[Records]

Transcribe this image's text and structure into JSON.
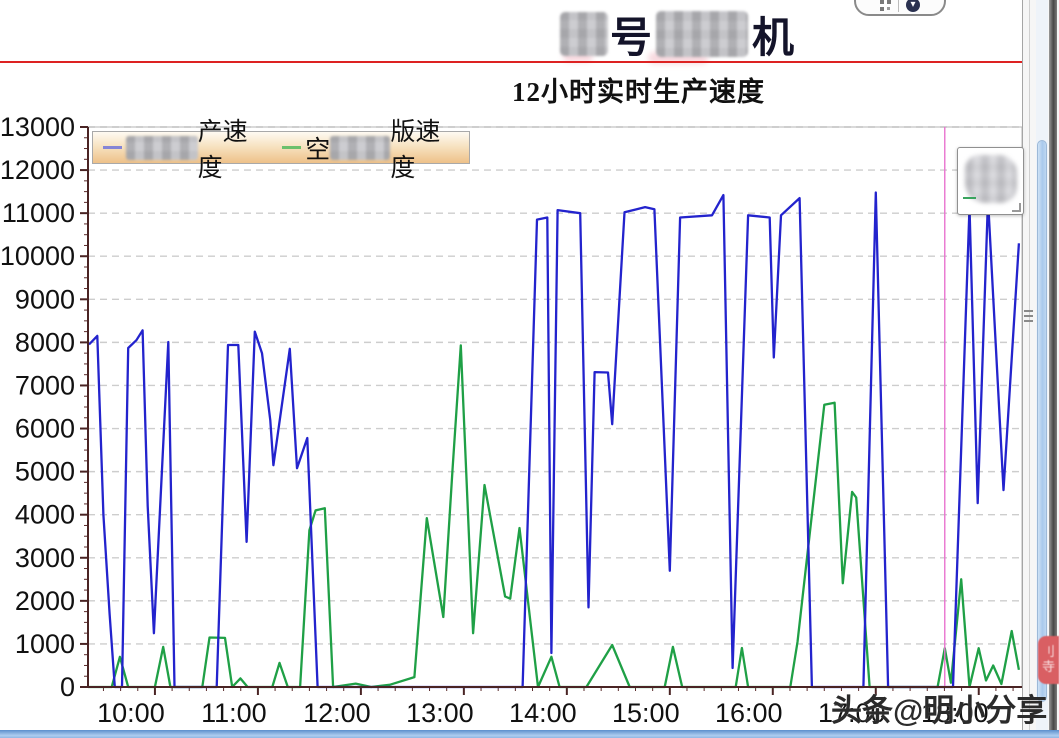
{
  "header": {
    "title_visible_chars": [
      "号",
      "机"
    ],
    "subtitle": "12小时实时生产速度",
    "accent_line_color": "#dd2222"
  },
  "legend": {
    "items": [
      {
        "swatch_color": "#8585d6",
        "censored_prefix": true,
        "text_visible": "产速度"
      },
      {
        "swatch_color": "#6cc06c",
        "text_prefix": "空",
        "censored_middle": true,
        "text_visible": "版速度"
      }
    ]
  },
  "watermark": {
    "text": "头条@明小分享"
  },
  "side_tag": {
    "chars": [
      "刂",
      "寺"
    ],
    "color": "#d95f63"
  },
  "widget": {
    "dropdown_glyph": "▾"
  },
  "colors": {
    "series_blue": "#2323cd",
    "series_green": "#1fa046",
    "cursor_pink": "#e873cf",
    "scrollbar_blue": "#a9c9ec",
    "bottom_bar_blue": "#5c8fcc"
  },
  "chart_data": {
    "type": "line",
    "title": "12小时实时生产速度",
    "xlabel": "",
    "ylabel": "",
    "grid": "horizontal dashed",
    "legend_position": "top-left",
    "cursor_line_hour": 17.67,
    "cursor_color": "#e873cf",
    "x_axis": {
      "range_hours": [
        9.35,
        18.42
      ],
      "tick_hours": [
        10,
        11,
        12,
        13,
        14,
        15,
        16,
        17,
        18
      ],
      "ticks": [
        "10:00",
        "11:00",
        "12:00",
        "13:00",
        "14:00",
        "15:00",
        "16:00",
        "17:00",
        "18:00"
      ],
      "minor_tick_minutes": 10
    },
    "y_axis": {
      "range": [
        0,
        13000
      ],
      "ticks": [
        0,
        1000,
        2000,
        3000,
        4000,
        5000,
        6000,
        7000,
        8000,
        9000,
        10000,
        11000,
        12000,
        13000
      ],
      "minor_tick_step": 250
    },
    "series": [
      {
        "label_visible": "…产速度",
        "color": "#2323cd",
        "points": [
          [
            9.36,
            7950
          ],
          [
            9.44,
            8150
          ],
          [
            9.5,
            4000
          ],
          [
            9.56,
            1700
          ],
          [
            9.61,
            0
          ],
          [
            9.68,
            0
          ],
          [
            9.74,
            7870
          ],
          [
            9.82,
            8050
          ],
          [
            9.88,
            8280
          ],
          [
            9.93,
            4200
          ],
          [
            9.99,
            1250
          ],
          [
            10.13,
            8010
          ],
          [
            10.19,
            0
          ],
          [
            10.6,
            0
          ],
          [
            10.71,
            7940
          ],
          [
            10.81,
            7940
          ],
          [
            10.89,
            3370
          ],
          [
            10.97,
            8250
          ],
          [
            11.04,
            7750
          ],
          [
            11.12,
            6190
          ],
          [
            11.15,
            5150
          ],
          [
            11.31,
            7850
          ],
          [
            11.38,
            5080
          ],
          [
            11.48,
            5780
          ],
          [
            11.58,
            0
          ],
          [
            13.57,
            0
          ],
          [
            13.71,
            10850
          ],
          [
            13.81,
            10900
          ],
          [
            13.85,
            790
          ],
          [
            13.91,
            11070
          ],
          [
            14.13,
            11000
          ],
          [
            14.21,
            1850
          ],
          [
            14.27,
            7310
          ],
          [
            14.4,
            7300
          ],
          [
            14.44,
            6100
          ],
          [
            14.56,
            11020
          ],
          [
            14.76,
            11140
          ],
          [
            14.85,
            11090
          ],
          [
            15.0,
            2700
          ],
          [
            15.1,
            10900
          ],
          [
            15.41,
            10950
          ],
          [
            15.52,
            11420
          ],
          [
            15.61,
            440
          ],
          [
            15.76,
            10950
          ],
          [
            15.97,
            10900
          ],
          [
            16.01,
            7650
          ],
          [
            16.08,
            10950
          ],
          [
            16.26,
            11350
          ],
          [
            16.38,
            0
          ],
          [
            16.88,
            0
          ],
          [
            17.0,
            11480
          ],
          [
            17.12,
            0
          ],
          [
            17.75,
            0
          ],
          [
            17.91,
            11140
          ],
          [
            17.99,
            4270
          ],
          [
            18.09,
            11320
          ],
          [
            18.24,
            4570
          ],
          [
            18.39,
            10300
          ]
        ]
      },
      {
        "label_visible": "空…版速度",
        "color": "#1fa046",
        "points": [
          [
            9.35,
            0
          ],
          [
            9.58,
            0
          ],
          [
            9.66,
            700
          ],
          [
            9.74,
            0
          ],
          [
            10.0,
            0
          ],
          [
            10.08,
            930
          ],
          [
            10.15,
            0
          ],
          [
            10.46,
            0
          ],
          [
            10.53,
            1150
          ],
          [
            10.68,
            1140
          ],
          [
            10.75,
            0
          ],
          [
            10.83,
            200
          ],
          [
            10.9,
            0
          ],
          [
            11.14,
            0
          ],
          [
            11.21,
            560
          ],
          [
            11.29,
            0
          ],
          [
            11.41,
            0
          ],
          [
            11.5,
            3640
          ],
          [
            11.56,
            4100
          ],
          [
            11.65,
            4150
          ],
          [
            11.73,
            0
          ],
          [
            11.95,
            80
          ],
          [
            12.1,
            0
          ],
          [
            12.28,
            50
          ],
          [
            12.52,
            230
          ],
          [
            12.64,
            3920
          ],
          [
            12.8,
            1625
          ],
          [
            12.89,
            5040
          ],
          [
            12.97,
            7930
          ],
          [
            13.09,
            1250
          ],
          [
            13.2,
            4690
          ],
          [
            13.4,
            2100
          ],
          [
            13.45,
            2050
          ],
          [
            13.54,
            3690
          ],
          [
            13.72,
            0
          ],
          [
            13.85,
            700
          ],
          [
            13.93,
            0
          ],
          [
            14.19,
            0
          ],
          [
            14.44,
            975
          ],
          [
            14.61,
            0
          ],
          [
            14.95,
            0
          ],
          [
            15.03,
            930
          ],
          [
            15.12,
            0
          ],
          [
            15.64,
            0
          ],
          [
            15.7,
            905
          ],
          [
            15.76,
            0
          ],
          [
            16.17,
            0
          ],
          [
            16.24,
            1045
          ],
          [
            16.5,
            6550
          ],
          [
            16.6,
            6600
          ],
          [
            16.68,
            2410
          ],
          [
            16.77,
            4530
          ],
          [
            16.81,
            4400
          ],
          [
            16.94,
            0
          ],
          [
            17.6,
            0
          ],
          [
            17.67,
            900
          ],
          [
            17.73,
            100
          ],
          [
            17.83,
            2500
          ],
          [
            17.91,
            0
          ],
          [
            18.0,
            900
          ],
          [
            18.07,
            150
          ],
          [
            18.14,
            500
          ],
          [
            18.22,
            70
          ],
          [
            18.32,
            1300
          ],
          [
            18.39,
            400
          ]
        ]
      }
    ]
  }
}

• **Description of the task**: List the lines of the material in which the word "true" occurs.

• **Correct result**:
        "censored_prefix": true,
        "censored_middle": true,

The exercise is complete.